→ STATED EXERCISE: Copy every line from the records below that holds the word "Services".

→ GIVEN DATA:
******
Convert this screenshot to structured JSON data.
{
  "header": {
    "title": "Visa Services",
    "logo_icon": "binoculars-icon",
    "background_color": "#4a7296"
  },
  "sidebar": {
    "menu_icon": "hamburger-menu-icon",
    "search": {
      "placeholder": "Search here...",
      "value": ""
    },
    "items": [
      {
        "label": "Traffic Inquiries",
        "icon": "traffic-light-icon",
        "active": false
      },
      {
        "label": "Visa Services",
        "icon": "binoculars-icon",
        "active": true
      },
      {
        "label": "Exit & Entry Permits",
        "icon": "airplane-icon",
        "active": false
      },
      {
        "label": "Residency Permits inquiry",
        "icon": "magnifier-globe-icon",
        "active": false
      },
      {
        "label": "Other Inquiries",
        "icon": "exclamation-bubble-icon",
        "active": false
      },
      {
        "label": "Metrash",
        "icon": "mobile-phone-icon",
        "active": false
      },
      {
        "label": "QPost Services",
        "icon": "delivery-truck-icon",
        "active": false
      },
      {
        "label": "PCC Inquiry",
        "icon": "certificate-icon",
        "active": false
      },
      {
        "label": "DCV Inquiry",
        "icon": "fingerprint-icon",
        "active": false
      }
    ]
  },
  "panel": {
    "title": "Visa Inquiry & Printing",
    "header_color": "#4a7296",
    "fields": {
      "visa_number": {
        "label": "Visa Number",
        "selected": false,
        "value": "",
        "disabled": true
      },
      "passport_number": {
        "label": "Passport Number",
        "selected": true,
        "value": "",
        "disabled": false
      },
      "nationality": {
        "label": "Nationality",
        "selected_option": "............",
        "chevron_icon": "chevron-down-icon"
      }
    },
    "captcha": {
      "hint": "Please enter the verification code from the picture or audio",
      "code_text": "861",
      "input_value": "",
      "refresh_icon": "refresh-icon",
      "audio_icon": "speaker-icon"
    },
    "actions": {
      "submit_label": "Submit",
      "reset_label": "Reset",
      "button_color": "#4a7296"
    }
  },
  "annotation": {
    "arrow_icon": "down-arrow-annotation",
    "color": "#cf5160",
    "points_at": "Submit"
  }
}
******
→ OUTPUT FOR THIS EXERCISE:
    "title": "Visa Services",
        "label": "Visa Services",
        "label": "QPost Services",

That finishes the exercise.